### Task details
Images appear in the records below; leave them out and repeat everything else exactly.

[Begin Recorded data]

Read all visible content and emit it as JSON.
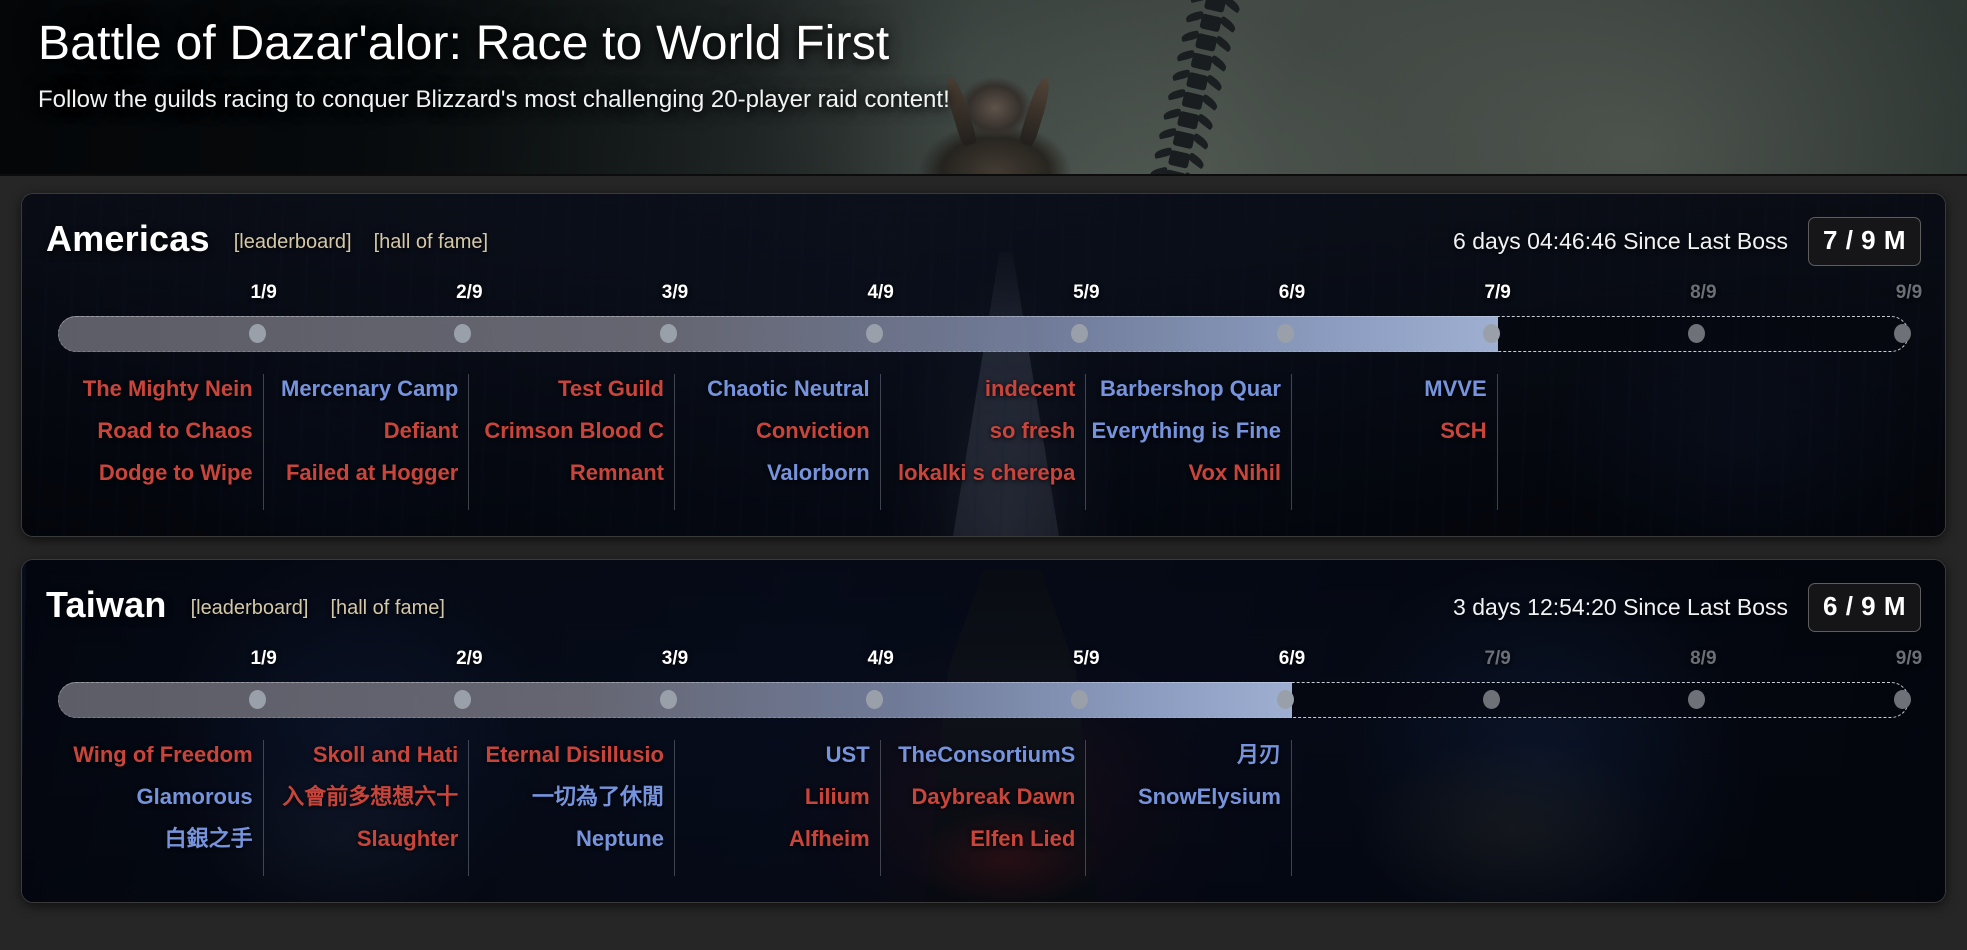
{
  "banner": {
    "title": "Battle of Dazar'alor: Race to World First",
    "subtitle": "Follow the guilds racing to conquer Blizzard's most challenging 20-player raid content!"
  },
  "colors": {
    "horde": "#c9453c",
    "alliance": "#7694dd",
    "link": "#d5c8a8",
    "tick_active": "#ffffff",
    "tick_dim": "#6a6f78",
    "bar_fill_end": "#a6b8dc"
  },
  "regions": [
    {
      "name": "Americas",
      "leaderboard_label": "[leaderboard]",
      "hall_of_fame_label": "[hall of fame]",
      "since_last_boss": "6 days 04:46:46 Since Last Boss",
      "progress_badge": "7 / 9 M",
      "progress_bosses_killed": 7,
      "total_bosses": 9,
      "ticks": [
        {
          "label": "1/9",
          "dim": false
        },
        {
          "label": "2/9",
          "dim": false
        },
        {
          "label": "3/9",
          "dim": false
        },
        {
          "label": "4/9",
          "dim": false
        },
        {
          "label": "5/9",
          "dim": false
        },
        {
          "label": "6/9",
          "dim": false
        },
        {
          "label": "7/9",
          "dim": false
        },
        {
          "label": "8/9",
          "dim": true
        },
        {
          "label": "9/9",
          "dim": true
        }
      ],
      "columns": [
        {
          "boss": "1/9",
          "guilds": [
            {
              "name": "The Mighty Nein",
              "faction": "horde"
            },
            {
              "name": "Road to Chaos",
              "faction": "horde"
            },
            {
              "name": "Dodge to Wipe",
              "faction": "horde"
            }
          ]
        },
        {
          "boss": "2/9",
          "guilds": [
            {
              "name": "Mercenary Camp",
              "faction": "alliance"
            },
            {
              "name": "Defiant",
              "faction": "horde"
            },
            {
              "name": "Failed at Hogger",
              "faction": "horde"
            }
          ]
        },
        {
          "boss": "3/9",
          "guilds": [
            {
              "name": "Test Guild",
              "faction": "horde"
            },
            {
              "name": "Crimson Blood C",
              "faction": "horde"
            },
            {
              "name": "Remnant",
              "faction": "horde"
            }
          ]
        },
        {
          "boss": "4/9",
          "guilds": [
            {
              "name": "Chaotic Neutral",
              "faction": "alliance"
            },
            {
              "name": "Conviction",
              "faction": "horde"
            },
            {
              "name": "Valorborn",
              "faction": "alliance"
            }
          ]
        },
        {
          "boss": "5/9",
          "guilds": [
            {
              "name": "indecent",
              "faction": "horde"
            },
            {
              "name": "so fresh",
              "faction": "horde"
            },
            {
              "name": "lokalki s cherepa",
              "faction": "horde"
            }
          ]
        },
        {
          "boss": "6/9",
          "guilds": [
            {
              "name": "Barbershop Quar",
              "faction": "alliance"
            },
            {
              "name": "Everything is Fine",
              "faction": "alliance"
            },
            {
              "name": "Vox Nihil",
              "faction": "horde"
            }
          ]
        },
        {
          "boss": "7/9",
          "guilds": [
            {
              "name": "MVVE",
              "faction": "alliance"
            },
            {
              "name": "SCH",
              "faction": "horde"
            }
          ]
        }
      ]
    },
    {
      "name": "Taiwan",
      "leaderboard_label": "[leaderboard]",
      "hall_of_fame_label": "[hall of fame]",
      "since_last_boss": "3 days 12:54:20 Since Last Boss",
      "progress_badge": "6 / 9 M",
      "progress_bosses_killed": 6,
      "total_bosses": 9,
      "ticks": [
        {
          "label": "1/9",
          "dim": false
        },
        {
          "label": "2/9",
          "dim": false
        },
        {
          "label": "3/9",
          "dim": false
        },
        {
          "label": "4/9",
          "dim": false
        },
        {
          "label": "5/9",
          "dim": false
        },
        {
          "label": "6/9",
          "dim": false
        },
        {
          "label": "7/9",
          "dim": true
        },
        {
          "label": "8/9",
          "dim": true
        },
        {
          "label": "9/9",
          "dim": true
        }
      ],
      "columns": [
        {
          "boss": "1/9",
          "guilds": [
            {
              "name": "Wing of Freedom",
              "faction": "horde"
            },
            {
              "name": "Glamorous",
              "faction": "alliance"
            },
            {
              "name": "白銀之手",
              "faction": "alliance"
            }
          ]
        },
        {
          "boss": "2/9",
          "guilds": [
            {
              "name": "Skoll and Hati",
              "faction": "horde"
            },
            {
              "name": "入會前多想想六十",
              "faction": "horde"
            },
            {
              "name": "Slaughter",
              "faction": "horde"
            }
          ]
        },
        {
          "boss": "3/9",
          "guilds": [
            {
              "name": "Eternal Disillusio",
              "faction": "horde"
            },
            {
              "name": "一切為了休閒",
              "faction": "alliance"
            },
            {
              "name": "Neptune",
              "faction": "alliance"
            }
          ]
        },
        {
          "boss": "4/9",
          "guilds": [
            {
              "name": "UST",
              "faction": "alliance"
            },
            {
              "name": "Lilium",
              "faction": "horde"
            },
            {
              "name": "Alfheim",
              "faction": "horde"
            }
          ]
        },
        {
          "boss": "5/9",
          "guilds": [
            {
              "name": "TheConsortiumS",
              "faction": "alliance"
            },
            {
              "name": "Daybreak Dawn",
              "faction": "horde"
            },
            {
              "name": "Elfen Lied",
              "faction": "horde"
            }
          ]
        },
        {
          "boss": "6/9",
          "guilds": [
            {
              "name": "月刃",
              "faction": "alliance"
            },
            {
              "name": "SnowElysium",
              "faction": "alliance"
            }
          ]
        }
      ]
    }
  ]
}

[End Recorded data]

### Worked answer
Read all visible content and emit it as JSON.
{
  "banner": {
    "title": "Battle of Dazar'alor: Race to World First",
    "subtitle": "Follow the guilds racing to conquer Blizzard's most challenging 20-player raid content!"
  },
  "colors": {
    "horde": "#c9453c",
    "alliance": "#7694dd",
    "link": "#d5c8a8",
    "tick_active": "#ffffff",
    "tick_dim": "#6a6f78",
    "bar_fill_end": "#a6b8dc"
  },
  "regions": [
    {
      "name": "Americas",
      "leaderboard_label": "[leaderboard]",
      "hall_of_fame_label": "[hall of fame]",
      "since_last_boss": "6 days 04:46:46 Since Last Boss",
      "progress_badge": "7 / 9 M",
      "progress_bosses_killed": 7,
      "total_bosses": 9,
      "ticks": [
        {
          "label": "1/9",
          "dim": false
        },
        {
          "label": "2/9",
          "dim": false
        },
        {
          "label": "3/9",
          "dim": false
        },
        {
          "label": "4/9",
          "dim": false
        },
        {
          "label": "5/9",
          "dim": false
        },
        {
          "label": "6/9",
          "dim": false
        },
        {
          "label": "7/9",
          "dim": false
        },
        {
          "label": "8/9",
          "dim": true
        },
        {
          "label": "9/9",
          "dim": true
        }
      ],
      "columns": [
        {
          "boss": "1/9",
          "guilds": [
            {
              "name": "The Mighty Nein",
              "faction": "horde"
            },
            {
              "name": "Road to Chaos",
              "faction": "horde"
            },
            {
              "name": "Dodge to Wipe",
              "faction": "horde"
            }
          ]
        },
        {
          "boss": "2/9",
          "guilds": [
            {
              "name": "Mercenary Camp",
              "faction": "alliance"
            },
            {
              "name": "Defiant",
              "faction": "horde"
            },
            {
              "name": "Failed at Hogger",
              "faction": "horde"
            }
          ]
        },
        {
          "boss": "3/9",
          "guilds": [
            {
              "name": "Test Guild",
              "faction": "horde"
            },
            {
              "name": "Crimson Blood C",
              "faction": "horde"
            },
            {
              "name": "Remnant",
              "faction": "horde"
            }
          ]
        },
        {
          "boss": "4/9",
          "guilds": [
            {
              "name": "Chaotic Neutral",
              "faction": "alliance"
            },
            {
              "name": "Conviction",
              "faction": "horde"
            },
            {
              "name": "Valorborn",
              "faction": "alliance"
            }
          ]
        },
        {
          "boss": "5/9",
          "guilds": [
            {
              "name": "indecent",
              "faction": "horde"
            },
            {
              "name": "so fresh",
              "faction": "horde"
            },
            {
              "name": "lokalki s cherepa",
              "faction": "horde"
            }
          ]
        },
        {
          "boss": "6/9",
          "guilds": [
            {
              "name": "Barbershop Quar",
              "faction": "alliance"
            },
            {
              "name": "Everything is Fine",
              "faction": "alliance"
            },
            {
              "name": "Vox Nihil",
              "faction": "horde"
            }
          ]
        },
        {
          "boss": "7/9",
          "guilds": [
            {
              "name": "MVVE",
              "faction": "alliance"
            },
            {
              "name": "SCH",
              "faction": "horde"
            }
          ]
        }
      ]
    },
    {
      "name": "Taiwan",
      "leaderboard_label": "[leaderboard]",
      "hall_of_fame_label": "[hall of fame]",
      "since_last_boss": "3 days 12:54:20 Since Last Boss",
      "progress_badge": "6 / 9 M",
      "progress_bosses_killed": 6,
      "total_bosses": 9,
      "ticks": [
        {
          "label": "1/9",
          "dim": false
        },
        {
          "label": "2/9",
          "dim": false
        },
        {
          "label": "3/9",
          "dim": false
        },
        {
          "label": "4/9",
          "dim": false
        },
        {
          "label": "5/9",
          "dim": false
        },
        {
          "label": "6/9",
          "dim": false
        },
        {
          "label": "7/9",
          "dim": true
        },
        {
          "label": "8/9",
          "dim": true
        },
        {
          "label": "9/9",
          "dim": true
        }
      ],
      "columns": [
        {
          "boss": "1/9",
          "guilds": [
            {
              "name": "Wing of Freedom",
              "faction": "horde"
            },
            {
              "name": "Glamorous",
              "faction": "alliance"
            },
            {
              "name": "白銀之手",
              "faction": "alliance"
            }
          ]
        },
        {
          "boss": "2/9",
          "guilds": [
            {
              "name": "Skoll and Hati",
              "faction": "horde"
            },
            {
              "name": "入會前多想想六十",
              "faction": "horde"
            },
            {
              "name": "Slaughter",
              "faction": "horde"
            }
          ]
        },
        {
          "boss": "3/9",
          "guilds": [
            {
              "name": "Eternal Disillusio",
              "faction": "horde"
            },
            {
              "name": "一切為了休閒",
              "faction": "alliance"
            },
            {
              "name": "Neptune",
              "faction": "alliance"
            }
          ]
        },
        {
          "boss": "4/9",
          "guilds": [
            {
              "name": "UST",
              "faction": "alliance"
            },
            {
              "name": "Lilium",
              "faction": "horde"
            },
            {
              "name": "Alfheim",
              "faction": "horde"
            }
          ]
        },
        {
          "boss": "5/9",
          "guilds": [
            {
              "name": "TheConsortiumS",
              "faction": "alliance"
            },
            {
              "name": "Daybreak Dawn",
              "faction": "horde"
            },
            {
              "name": "Elfen Lied",
              "faction": "horde"
            }
          ]
        },
        {
          "boss": "6/9",
          "guilds": [
            {
              "name": "月刃",
              "faction": "alliance"
            },
            {
              "name": "SnowElysium",
              "faction": "alliance"
            }
          ]
        }
      ]
    }
  ]
}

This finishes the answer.